Output nothing but the number of lines that include the word "holda".

[Begin Data records]

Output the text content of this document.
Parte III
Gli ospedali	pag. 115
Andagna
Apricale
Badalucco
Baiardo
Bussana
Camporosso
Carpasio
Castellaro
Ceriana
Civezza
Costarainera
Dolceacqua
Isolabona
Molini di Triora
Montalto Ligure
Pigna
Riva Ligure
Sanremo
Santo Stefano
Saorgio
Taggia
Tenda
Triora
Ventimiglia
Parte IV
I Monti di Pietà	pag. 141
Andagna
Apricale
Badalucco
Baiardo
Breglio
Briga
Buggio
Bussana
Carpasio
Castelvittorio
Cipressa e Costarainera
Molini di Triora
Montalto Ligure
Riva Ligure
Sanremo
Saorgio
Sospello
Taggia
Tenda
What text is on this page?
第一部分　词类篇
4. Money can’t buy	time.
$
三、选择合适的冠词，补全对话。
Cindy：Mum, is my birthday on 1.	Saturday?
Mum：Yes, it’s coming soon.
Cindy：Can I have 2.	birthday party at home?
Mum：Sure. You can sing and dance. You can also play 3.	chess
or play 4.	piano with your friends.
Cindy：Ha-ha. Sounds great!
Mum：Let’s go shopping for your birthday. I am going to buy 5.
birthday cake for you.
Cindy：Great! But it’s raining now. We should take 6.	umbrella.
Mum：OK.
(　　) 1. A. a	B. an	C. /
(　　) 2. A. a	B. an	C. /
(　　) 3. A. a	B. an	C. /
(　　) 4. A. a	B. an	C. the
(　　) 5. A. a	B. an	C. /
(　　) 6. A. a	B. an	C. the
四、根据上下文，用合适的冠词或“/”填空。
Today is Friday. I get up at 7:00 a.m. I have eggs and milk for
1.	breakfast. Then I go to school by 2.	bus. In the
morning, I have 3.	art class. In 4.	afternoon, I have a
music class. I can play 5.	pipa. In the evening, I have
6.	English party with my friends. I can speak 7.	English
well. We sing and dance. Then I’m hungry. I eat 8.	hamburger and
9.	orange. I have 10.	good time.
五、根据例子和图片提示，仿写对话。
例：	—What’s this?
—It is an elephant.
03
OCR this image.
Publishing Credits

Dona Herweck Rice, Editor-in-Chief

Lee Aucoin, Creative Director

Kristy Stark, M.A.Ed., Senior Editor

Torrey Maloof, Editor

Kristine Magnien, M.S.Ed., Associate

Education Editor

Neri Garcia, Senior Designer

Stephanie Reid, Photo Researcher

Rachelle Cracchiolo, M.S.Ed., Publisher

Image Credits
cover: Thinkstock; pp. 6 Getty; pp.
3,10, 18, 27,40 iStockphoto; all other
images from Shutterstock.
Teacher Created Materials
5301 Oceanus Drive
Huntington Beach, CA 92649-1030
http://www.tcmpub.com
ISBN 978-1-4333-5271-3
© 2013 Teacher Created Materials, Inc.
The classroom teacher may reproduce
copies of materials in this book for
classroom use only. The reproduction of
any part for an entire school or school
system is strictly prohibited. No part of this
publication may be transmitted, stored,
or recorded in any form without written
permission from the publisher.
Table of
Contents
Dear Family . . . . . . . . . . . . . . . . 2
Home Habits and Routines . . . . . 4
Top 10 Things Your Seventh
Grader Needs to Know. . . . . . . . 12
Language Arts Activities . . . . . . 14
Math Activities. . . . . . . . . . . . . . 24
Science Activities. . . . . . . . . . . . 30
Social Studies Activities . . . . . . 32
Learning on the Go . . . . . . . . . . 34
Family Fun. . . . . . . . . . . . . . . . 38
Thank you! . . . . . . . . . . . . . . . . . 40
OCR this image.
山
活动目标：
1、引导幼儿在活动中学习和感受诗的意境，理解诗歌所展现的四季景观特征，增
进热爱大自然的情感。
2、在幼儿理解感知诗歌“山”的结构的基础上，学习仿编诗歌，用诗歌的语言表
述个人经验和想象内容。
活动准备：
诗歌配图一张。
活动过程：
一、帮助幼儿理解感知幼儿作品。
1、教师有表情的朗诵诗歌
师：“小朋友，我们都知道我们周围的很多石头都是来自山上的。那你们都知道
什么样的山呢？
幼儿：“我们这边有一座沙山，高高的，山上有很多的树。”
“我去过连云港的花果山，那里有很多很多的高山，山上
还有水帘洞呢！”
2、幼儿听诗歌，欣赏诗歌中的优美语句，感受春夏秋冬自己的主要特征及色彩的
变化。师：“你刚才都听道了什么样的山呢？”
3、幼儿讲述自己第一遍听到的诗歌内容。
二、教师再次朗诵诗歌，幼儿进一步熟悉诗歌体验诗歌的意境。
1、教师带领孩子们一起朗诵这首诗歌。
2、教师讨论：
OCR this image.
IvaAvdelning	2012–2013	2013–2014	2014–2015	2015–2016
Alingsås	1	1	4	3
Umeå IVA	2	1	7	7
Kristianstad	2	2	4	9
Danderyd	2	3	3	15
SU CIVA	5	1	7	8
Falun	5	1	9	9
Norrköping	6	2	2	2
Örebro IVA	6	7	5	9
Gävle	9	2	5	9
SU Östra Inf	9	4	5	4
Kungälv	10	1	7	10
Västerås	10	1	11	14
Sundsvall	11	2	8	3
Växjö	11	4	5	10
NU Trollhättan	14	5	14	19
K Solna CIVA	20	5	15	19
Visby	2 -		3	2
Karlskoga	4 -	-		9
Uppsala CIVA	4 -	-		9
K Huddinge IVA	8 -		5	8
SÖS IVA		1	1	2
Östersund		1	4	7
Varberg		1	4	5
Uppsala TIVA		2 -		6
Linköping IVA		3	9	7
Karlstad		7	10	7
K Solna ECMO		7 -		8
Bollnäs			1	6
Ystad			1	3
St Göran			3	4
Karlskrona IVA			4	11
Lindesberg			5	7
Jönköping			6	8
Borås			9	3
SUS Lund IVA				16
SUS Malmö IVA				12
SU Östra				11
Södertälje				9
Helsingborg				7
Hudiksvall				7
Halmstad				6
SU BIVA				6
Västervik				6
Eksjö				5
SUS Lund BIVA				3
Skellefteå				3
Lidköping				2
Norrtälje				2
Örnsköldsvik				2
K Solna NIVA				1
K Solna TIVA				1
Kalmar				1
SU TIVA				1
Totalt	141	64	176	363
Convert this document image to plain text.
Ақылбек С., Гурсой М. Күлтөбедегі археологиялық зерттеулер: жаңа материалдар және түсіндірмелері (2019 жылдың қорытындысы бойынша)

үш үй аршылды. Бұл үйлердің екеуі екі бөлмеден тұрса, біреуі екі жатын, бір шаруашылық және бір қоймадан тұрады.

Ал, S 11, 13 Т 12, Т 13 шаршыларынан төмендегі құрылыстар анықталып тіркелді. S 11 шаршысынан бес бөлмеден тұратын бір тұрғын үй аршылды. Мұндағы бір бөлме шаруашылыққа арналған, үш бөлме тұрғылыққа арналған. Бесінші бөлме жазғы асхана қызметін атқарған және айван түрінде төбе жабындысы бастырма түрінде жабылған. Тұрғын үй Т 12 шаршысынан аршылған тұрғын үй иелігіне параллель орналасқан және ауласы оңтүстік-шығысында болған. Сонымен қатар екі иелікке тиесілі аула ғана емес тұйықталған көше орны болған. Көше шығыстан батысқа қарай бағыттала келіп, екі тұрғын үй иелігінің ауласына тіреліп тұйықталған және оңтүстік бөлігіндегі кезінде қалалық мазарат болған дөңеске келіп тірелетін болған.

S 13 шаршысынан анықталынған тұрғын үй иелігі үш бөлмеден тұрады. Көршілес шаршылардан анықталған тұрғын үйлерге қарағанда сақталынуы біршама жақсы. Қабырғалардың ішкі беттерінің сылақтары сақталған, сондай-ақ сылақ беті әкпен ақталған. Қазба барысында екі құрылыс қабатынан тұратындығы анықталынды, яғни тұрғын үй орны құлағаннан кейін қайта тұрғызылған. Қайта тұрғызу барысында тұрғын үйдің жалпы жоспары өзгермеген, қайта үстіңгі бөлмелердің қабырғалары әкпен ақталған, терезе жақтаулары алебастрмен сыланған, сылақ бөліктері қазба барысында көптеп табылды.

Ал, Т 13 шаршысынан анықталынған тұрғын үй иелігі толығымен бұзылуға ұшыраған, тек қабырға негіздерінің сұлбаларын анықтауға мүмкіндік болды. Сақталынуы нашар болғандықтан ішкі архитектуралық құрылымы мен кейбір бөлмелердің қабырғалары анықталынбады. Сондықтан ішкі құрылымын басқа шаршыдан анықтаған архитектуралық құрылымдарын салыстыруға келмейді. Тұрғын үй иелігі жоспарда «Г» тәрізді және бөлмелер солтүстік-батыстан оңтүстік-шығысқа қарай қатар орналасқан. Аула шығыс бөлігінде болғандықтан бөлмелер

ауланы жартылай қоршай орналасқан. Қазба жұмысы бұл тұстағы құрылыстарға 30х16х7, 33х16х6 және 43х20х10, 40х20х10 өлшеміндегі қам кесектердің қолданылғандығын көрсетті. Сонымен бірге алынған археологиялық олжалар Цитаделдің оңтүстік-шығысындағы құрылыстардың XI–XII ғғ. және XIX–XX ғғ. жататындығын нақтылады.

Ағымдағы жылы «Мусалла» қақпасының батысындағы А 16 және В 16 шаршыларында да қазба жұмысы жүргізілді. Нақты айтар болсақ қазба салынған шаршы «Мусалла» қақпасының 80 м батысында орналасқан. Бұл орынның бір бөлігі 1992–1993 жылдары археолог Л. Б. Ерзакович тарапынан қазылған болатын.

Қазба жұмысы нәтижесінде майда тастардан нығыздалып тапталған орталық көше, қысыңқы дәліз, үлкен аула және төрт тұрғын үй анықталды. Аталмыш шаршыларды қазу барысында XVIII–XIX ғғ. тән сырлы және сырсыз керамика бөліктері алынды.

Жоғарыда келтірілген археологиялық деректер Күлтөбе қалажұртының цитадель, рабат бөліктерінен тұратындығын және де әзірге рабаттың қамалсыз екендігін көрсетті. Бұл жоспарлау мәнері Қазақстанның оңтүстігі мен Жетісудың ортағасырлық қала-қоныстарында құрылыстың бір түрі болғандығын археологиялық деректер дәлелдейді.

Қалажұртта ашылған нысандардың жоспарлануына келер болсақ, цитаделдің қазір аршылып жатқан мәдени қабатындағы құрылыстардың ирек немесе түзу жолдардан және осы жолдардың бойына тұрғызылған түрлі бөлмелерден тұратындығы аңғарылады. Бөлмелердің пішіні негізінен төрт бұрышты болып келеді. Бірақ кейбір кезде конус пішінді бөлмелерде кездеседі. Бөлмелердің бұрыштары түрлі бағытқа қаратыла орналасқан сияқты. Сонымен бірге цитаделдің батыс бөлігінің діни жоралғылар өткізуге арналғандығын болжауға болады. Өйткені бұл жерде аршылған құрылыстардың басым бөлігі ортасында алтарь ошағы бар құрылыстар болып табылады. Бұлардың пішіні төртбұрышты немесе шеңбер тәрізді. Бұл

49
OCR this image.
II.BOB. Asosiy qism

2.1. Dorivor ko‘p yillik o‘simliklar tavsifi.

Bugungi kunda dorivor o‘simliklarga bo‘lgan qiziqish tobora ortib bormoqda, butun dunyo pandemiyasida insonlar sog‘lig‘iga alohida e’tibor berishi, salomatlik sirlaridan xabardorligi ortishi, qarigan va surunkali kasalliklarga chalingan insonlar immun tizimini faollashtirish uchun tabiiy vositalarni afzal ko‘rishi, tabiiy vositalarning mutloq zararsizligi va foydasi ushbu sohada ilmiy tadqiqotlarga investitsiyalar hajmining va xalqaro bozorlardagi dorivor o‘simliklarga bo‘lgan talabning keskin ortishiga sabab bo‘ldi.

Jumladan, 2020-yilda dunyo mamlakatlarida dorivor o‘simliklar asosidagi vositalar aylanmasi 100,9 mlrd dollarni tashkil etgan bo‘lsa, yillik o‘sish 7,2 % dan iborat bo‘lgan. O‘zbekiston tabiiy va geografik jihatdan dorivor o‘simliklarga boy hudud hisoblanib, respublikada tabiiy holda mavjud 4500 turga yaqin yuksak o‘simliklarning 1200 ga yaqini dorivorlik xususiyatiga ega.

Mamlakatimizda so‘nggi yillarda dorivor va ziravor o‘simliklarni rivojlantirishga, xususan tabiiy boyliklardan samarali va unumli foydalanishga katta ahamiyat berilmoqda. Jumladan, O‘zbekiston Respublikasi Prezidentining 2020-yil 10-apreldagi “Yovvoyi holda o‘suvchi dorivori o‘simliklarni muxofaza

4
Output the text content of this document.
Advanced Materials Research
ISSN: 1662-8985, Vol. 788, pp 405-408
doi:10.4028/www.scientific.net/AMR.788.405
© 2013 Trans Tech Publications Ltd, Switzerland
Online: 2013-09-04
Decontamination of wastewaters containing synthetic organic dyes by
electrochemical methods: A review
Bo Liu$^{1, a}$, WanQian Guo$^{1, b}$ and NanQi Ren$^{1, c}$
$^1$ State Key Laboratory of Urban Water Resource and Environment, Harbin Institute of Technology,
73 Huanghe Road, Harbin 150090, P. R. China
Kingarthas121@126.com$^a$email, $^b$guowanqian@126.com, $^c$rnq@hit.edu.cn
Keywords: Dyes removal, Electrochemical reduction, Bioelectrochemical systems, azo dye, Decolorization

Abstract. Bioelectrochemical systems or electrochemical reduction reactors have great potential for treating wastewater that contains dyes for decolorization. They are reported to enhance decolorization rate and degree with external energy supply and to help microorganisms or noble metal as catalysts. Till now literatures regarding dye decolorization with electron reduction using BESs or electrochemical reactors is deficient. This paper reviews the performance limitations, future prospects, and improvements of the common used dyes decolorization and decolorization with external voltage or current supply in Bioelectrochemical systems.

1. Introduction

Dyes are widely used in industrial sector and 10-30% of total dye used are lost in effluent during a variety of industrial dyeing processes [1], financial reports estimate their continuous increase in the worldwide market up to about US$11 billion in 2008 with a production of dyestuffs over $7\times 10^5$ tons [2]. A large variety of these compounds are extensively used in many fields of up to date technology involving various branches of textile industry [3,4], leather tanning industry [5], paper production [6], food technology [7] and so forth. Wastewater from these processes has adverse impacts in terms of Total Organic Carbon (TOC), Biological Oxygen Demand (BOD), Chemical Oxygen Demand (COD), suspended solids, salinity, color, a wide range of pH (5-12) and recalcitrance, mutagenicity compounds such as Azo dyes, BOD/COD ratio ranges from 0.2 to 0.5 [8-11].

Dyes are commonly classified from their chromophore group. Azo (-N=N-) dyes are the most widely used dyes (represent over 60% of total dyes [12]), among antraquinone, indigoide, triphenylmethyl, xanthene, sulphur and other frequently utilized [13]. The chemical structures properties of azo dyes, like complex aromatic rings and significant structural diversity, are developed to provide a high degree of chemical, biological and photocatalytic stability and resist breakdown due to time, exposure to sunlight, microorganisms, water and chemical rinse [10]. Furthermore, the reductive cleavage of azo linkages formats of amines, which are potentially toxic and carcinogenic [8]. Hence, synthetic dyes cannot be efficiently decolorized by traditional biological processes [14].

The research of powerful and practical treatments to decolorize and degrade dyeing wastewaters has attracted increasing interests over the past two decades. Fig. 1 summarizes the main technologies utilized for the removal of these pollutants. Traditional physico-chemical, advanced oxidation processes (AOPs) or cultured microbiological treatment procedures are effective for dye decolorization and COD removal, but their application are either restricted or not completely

[End Data records]

Answer -> 2